Region annotation records:
## Start

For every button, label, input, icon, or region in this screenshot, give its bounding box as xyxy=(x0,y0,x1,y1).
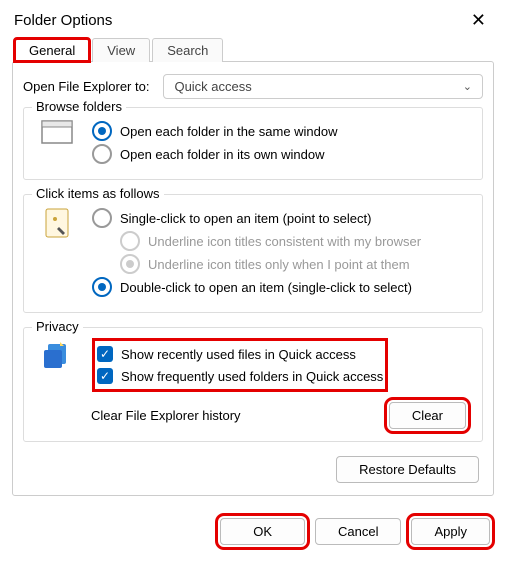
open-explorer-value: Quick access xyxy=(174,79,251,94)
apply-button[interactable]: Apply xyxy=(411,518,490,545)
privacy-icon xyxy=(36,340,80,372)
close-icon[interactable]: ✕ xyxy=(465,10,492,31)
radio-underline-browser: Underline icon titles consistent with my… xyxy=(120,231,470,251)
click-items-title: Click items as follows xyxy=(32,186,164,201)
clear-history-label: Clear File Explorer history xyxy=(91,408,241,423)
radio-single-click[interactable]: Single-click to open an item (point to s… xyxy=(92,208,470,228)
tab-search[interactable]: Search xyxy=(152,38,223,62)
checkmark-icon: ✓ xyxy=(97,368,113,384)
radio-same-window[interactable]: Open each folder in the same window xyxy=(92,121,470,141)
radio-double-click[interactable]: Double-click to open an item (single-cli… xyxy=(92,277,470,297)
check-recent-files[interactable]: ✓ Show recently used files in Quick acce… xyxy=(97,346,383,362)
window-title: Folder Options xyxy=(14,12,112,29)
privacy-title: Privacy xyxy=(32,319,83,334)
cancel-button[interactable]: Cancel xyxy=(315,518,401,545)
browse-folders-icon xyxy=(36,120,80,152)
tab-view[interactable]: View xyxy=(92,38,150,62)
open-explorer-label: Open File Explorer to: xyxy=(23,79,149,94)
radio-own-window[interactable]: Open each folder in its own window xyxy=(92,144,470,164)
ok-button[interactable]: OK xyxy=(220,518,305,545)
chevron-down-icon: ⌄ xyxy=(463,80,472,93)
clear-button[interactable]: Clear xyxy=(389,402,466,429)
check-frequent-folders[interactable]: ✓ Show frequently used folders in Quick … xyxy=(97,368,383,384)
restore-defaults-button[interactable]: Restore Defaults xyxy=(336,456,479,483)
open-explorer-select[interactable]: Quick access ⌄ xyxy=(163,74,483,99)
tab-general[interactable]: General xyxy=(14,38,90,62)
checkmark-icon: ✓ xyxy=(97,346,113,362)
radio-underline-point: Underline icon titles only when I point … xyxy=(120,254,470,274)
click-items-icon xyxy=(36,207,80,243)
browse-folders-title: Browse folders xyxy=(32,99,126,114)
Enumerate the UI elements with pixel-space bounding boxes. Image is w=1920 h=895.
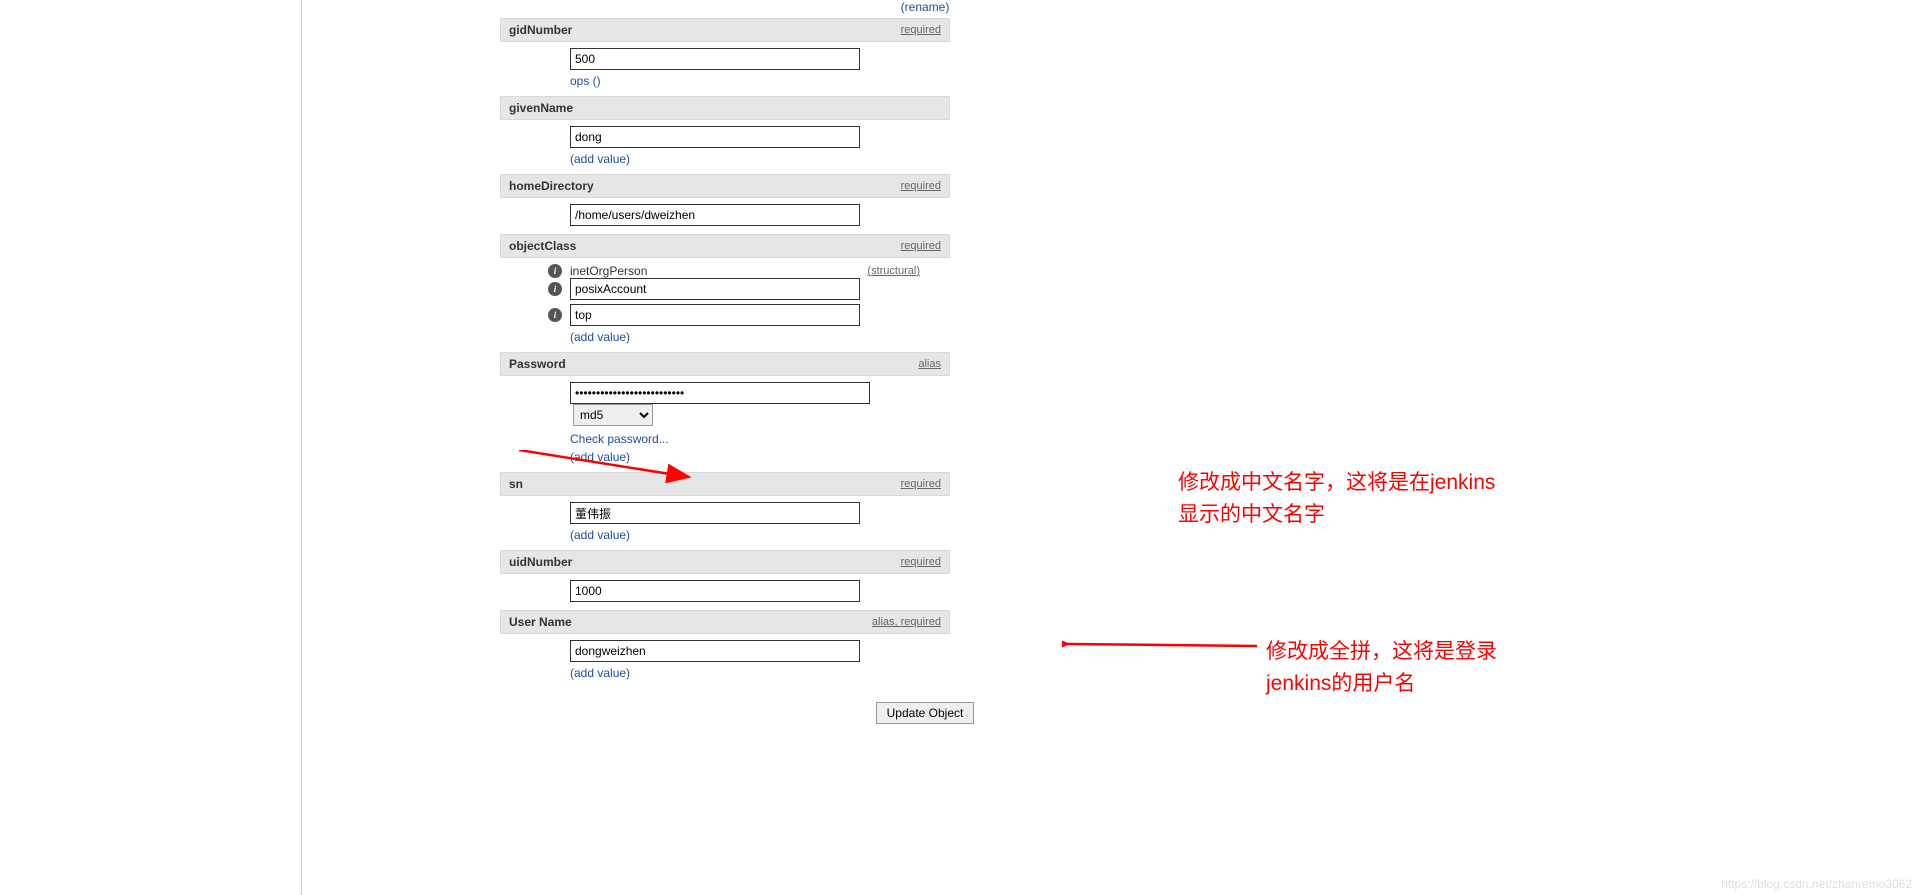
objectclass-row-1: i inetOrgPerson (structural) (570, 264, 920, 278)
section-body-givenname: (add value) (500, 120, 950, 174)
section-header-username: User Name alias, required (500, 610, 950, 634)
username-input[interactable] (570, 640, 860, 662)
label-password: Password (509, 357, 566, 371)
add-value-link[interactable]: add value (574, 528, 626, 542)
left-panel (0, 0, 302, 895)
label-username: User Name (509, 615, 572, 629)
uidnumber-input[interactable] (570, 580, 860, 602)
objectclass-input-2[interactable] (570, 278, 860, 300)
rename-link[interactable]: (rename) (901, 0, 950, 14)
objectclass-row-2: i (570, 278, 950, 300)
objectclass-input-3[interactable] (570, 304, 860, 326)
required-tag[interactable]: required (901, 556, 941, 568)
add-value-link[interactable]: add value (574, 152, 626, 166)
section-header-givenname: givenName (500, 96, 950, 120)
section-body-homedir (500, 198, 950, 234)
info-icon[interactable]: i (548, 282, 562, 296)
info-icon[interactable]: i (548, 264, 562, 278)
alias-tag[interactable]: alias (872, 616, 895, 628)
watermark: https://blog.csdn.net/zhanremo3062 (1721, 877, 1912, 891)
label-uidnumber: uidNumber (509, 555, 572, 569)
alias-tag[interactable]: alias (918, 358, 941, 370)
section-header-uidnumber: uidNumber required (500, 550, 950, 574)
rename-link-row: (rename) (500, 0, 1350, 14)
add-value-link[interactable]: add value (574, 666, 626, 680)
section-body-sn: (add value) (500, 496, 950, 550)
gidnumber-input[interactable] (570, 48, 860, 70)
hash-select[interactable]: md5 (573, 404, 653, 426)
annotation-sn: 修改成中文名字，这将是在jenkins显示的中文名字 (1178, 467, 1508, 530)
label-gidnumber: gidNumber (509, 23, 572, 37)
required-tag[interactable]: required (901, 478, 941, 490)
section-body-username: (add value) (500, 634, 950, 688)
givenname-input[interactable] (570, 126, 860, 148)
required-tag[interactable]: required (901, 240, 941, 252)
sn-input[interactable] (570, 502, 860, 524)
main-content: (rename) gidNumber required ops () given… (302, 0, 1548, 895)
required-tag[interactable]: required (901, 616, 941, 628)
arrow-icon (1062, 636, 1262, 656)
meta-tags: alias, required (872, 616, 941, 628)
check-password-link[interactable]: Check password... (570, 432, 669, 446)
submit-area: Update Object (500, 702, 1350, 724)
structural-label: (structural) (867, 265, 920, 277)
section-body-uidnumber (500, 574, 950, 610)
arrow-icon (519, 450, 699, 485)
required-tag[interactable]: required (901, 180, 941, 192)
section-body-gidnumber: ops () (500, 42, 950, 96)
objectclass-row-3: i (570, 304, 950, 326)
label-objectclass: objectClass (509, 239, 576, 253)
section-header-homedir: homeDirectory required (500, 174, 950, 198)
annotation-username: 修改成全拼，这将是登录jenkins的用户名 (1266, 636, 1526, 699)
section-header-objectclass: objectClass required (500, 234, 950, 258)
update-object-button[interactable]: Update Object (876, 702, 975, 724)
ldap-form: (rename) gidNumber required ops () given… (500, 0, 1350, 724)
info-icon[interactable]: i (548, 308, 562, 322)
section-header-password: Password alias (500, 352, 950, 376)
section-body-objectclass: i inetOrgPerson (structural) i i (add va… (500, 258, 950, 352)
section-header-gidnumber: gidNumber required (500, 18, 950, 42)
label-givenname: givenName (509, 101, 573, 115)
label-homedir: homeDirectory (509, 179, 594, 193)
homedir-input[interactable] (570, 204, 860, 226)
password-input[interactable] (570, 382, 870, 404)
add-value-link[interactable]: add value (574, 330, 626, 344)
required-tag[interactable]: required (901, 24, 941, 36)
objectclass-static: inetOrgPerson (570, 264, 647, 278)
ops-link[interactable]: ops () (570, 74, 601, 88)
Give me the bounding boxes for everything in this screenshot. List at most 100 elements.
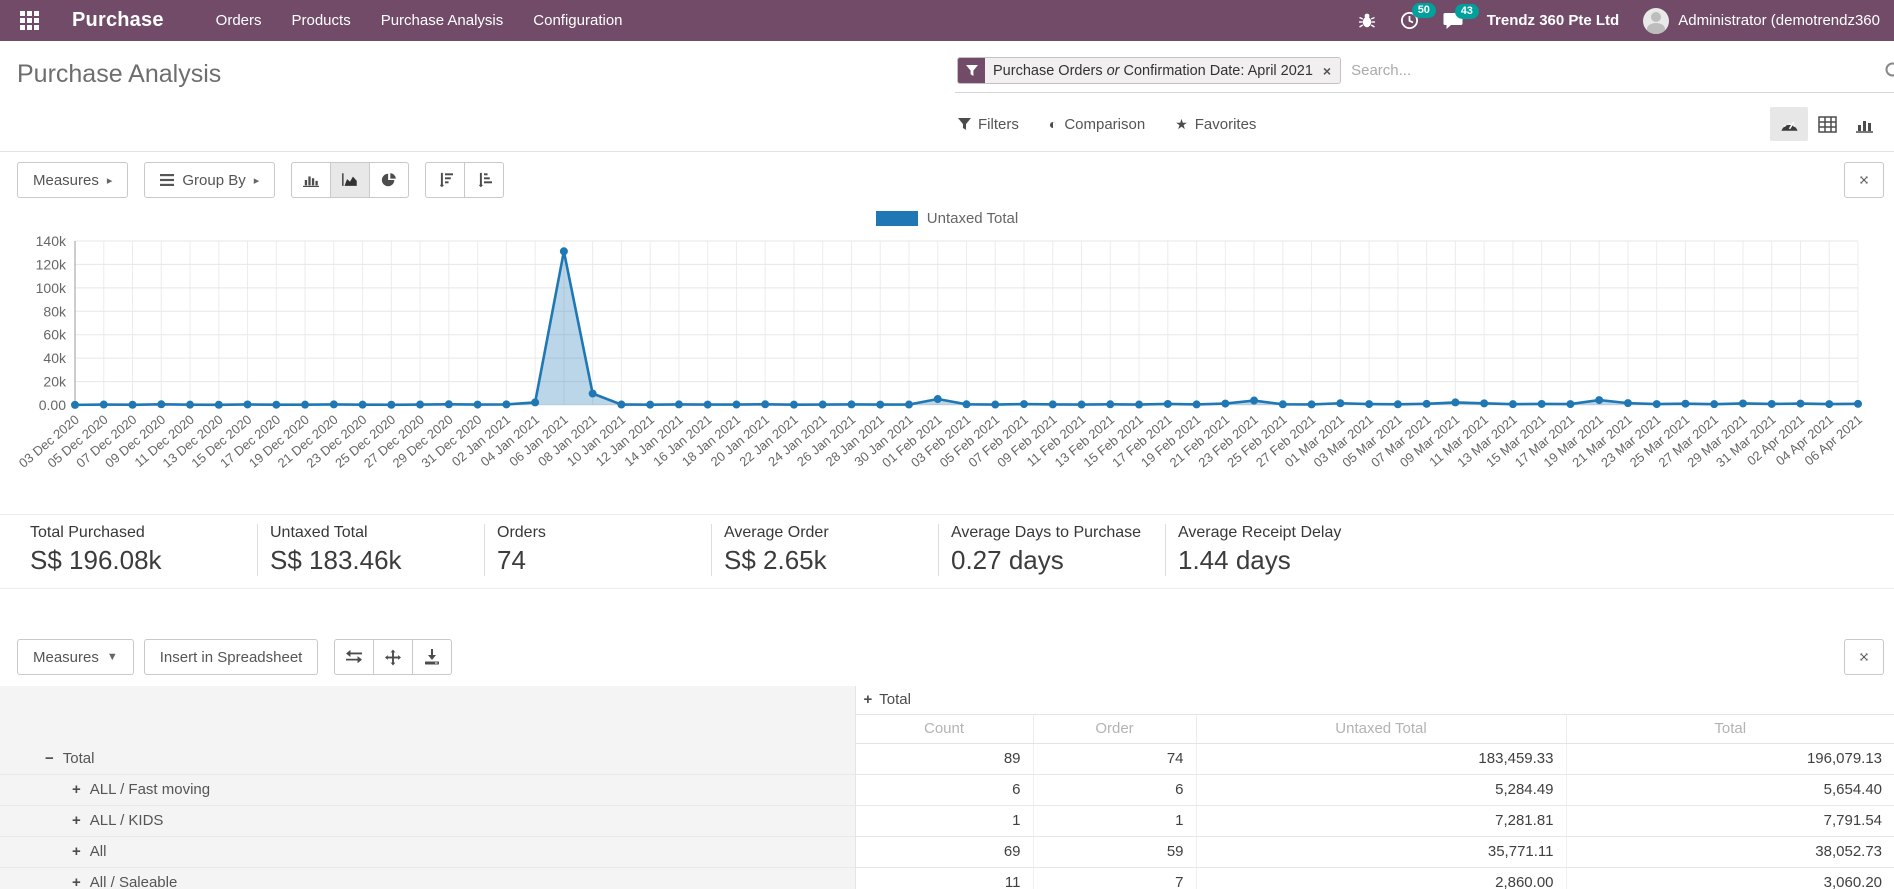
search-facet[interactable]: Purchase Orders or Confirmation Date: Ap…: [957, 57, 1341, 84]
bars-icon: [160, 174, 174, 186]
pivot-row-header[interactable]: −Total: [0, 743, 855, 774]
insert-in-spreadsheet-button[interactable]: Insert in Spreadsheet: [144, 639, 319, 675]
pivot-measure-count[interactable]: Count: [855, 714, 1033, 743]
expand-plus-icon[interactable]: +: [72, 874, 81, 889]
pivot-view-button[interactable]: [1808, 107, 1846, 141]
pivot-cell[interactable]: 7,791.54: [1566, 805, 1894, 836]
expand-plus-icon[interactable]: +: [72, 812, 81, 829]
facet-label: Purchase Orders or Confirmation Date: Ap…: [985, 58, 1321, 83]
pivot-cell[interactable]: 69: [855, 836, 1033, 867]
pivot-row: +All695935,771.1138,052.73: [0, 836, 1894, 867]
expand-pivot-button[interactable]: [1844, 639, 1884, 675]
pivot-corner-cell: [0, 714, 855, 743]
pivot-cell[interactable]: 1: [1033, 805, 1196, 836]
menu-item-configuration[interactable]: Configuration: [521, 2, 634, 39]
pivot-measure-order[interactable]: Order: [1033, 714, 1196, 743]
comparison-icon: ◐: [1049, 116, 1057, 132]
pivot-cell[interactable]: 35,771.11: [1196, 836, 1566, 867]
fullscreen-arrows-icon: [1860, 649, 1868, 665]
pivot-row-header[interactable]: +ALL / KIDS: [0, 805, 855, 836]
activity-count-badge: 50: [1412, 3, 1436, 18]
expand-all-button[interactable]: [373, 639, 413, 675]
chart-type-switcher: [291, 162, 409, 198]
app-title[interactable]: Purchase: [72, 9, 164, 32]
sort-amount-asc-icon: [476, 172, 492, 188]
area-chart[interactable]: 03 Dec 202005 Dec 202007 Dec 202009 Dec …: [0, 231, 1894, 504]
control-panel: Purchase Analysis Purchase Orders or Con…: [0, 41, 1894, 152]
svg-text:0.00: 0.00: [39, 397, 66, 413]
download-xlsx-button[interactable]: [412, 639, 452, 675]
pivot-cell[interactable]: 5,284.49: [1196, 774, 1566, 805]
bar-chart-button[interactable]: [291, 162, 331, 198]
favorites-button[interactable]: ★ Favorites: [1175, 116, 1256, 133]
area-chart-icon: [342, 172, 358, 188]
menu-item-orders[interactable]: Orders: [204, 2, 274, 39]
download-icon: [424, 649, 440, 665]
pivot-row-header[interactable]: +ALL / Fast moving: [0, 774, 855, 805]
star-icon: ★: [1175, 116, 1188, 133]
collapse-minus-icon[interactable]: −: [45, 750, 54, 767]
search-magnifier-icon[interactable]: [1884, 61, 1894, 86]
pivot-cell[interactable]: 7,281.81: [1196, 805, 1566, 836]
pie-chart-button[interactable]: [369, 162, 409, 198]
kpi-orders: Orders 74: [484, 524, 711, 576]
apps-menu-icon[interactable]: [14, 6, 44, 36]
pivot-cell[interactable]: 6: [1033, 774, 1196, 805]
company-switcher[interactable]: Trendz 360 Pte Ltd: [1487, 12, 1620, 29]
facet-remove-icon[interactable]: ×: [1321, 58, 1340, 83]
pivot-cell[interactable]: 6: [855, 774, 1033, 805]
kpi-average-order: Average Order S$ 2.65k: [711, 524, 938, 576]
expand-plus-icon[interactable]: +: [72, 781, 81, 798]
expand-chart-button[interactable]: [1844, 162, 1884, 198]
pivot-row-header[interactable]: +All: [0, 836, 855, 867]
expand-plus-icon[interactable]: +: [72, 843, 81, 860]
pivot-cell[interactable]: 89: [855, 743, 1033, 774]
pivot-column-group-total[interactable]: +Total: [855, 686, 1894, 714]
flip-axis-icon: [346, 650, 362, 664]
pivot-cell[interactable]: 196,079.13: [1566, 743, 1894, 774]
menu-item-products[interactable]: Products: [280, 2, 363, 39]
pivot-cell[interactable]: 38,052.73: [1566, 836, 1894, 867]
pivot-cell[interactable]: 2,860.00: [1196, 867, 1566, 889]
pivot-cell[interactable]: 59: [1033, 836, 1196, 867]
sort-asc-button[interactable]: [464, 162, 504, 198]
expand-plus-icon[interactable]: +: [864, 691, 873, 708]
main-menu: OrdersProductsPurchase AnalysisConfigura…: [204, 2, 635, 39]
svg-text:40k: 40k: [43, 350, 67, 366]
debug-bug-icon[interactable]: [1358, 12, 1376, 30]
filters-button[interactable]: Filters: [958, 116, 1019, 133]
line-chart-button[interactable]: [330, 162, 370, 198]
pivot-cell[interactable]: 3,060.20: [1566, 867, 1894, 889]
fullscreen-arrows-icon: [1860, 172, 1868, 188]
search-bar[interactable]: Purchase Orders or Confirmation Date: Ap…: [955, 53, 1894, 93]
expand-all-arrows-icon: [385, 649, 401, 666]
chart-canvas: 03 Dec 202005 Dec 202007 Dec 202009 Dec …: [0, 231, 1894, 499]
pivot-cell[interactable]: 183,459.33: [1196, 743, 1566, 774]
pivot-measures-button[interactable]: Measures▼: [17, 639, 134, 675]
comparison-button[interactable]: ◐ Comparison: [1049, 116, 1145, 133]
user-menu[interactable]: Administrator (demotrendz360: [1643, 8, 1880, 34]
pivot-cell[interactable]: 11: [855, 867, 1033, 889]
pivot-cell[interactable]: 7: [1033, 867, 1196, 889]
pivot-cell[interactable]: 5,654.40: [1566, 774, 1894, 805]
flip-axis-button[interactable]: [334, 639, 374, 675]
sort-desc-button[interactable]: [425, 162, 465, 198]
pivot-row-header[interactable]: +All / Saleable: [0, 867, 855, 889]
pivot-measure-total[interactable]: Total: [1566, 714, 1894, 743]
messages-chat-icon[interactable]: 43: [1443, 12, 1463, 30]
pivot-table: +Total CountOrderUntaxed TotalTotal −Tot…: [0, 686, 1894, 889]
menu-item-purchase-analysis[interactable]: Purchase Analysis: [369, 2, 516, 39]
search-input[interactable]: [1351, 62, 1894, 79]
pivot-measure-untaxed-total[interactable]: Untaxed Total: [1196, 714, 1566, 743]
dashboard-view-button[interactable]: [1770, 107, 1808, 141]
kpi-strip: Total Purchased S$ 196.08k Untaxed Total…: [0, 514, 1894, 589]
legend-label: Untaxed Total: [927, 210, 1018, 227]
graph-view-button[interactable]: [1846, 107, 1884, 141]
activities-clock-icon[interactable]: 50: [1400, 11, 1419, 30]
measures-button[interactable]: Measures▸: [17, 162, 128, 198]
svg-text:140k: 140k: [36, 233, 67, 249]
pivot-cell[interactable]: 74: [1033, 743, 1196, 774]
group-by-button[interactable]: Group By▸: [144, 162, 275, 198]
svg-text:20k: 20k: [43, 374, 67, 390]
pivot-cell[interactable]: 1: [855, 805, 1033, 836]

## End

Short problem. Repeat the lines of the material verbatim, starting at the line that contains "objectclass-row-1: i inetOrgPerson" and ending at the line that contains "givenname-input[interactable] (570, 126, 860, 148)", both included.

Written answer.
objectclass-row-1: i inetOrgPerson (structural) (570, 264, 920, 278)
section-body-givenname: (add value) (500, 120, 950, 174)
section-header-username: User Name alias, required (500, 610, 950, 634)
username-input[interactable] (570, 640, 860, 662)
label-password: Password (509, 357, 566, 371)
add-value-link[interactable]: add value (574, 528, 626, 542)
left-panel (0, 0, 302, 895)
label-username: User Name (509, 615, 572, 629)
uidnumber-input[interactable] (570, 580, 860, 602)
objectclass-input-2[interactable] (570, 278, 860, 300)
rename-link[interactable]: (rename) (901, 0, 950, 14)
objectclass-row-2: i (570, 278, 950, 300)
objectclass-input-3[interactable] (570, 304, 860, 326)
required-tag[interactable]: required (901, 556, 941, 568)
add-value-link[interactable]: add value (574, 152, 626, 166)
section-header-givenname: givenName (500, 96, 950, 120)
section-body-homedir (500, 198, 950, 234)
info-icon[interactable]: i (548, 282, 562, 296)
info-icon[interactable]: i (548, 264, 562, 278)
alias-tag[interactable]: alias (872, 616, 895, 628)
watermark: https://blog.csdn.net/zhanremo3062 (1721, 877, 1912, 891)
label-uidnumber: uidNumber (509, 555, 572, 569)
alias-tag[interactable]: alias (918, 358, 941, 370)
section-header-uidnumber: uidNumber required (500, 550, 950, 574)
rename-link-row: (rename) (500, 0, 1350, 14)
add-value-link[interactable]: add value (574, 666, 626, 680)
section-body-sn: (add value) (500, 496, 950, 550)
gidnumber-input[interactable] (570, 48, 860, 70)
hash-select[interactable]: md5 (573, 404, 653, 426)
annotation-sn: 修改成中文名字，这将是在jenkins显示的中文名字 (1178, 467, 1508, 530)
label-gidnumber: gidNumber (509, 23, 572, 37)
required-tag[interactable]: required (901, 478, 941, 490)
section-body-username: (add value) (500, 634, 950, 688)
givenname-input[interactable] (570, 126, 860, 148)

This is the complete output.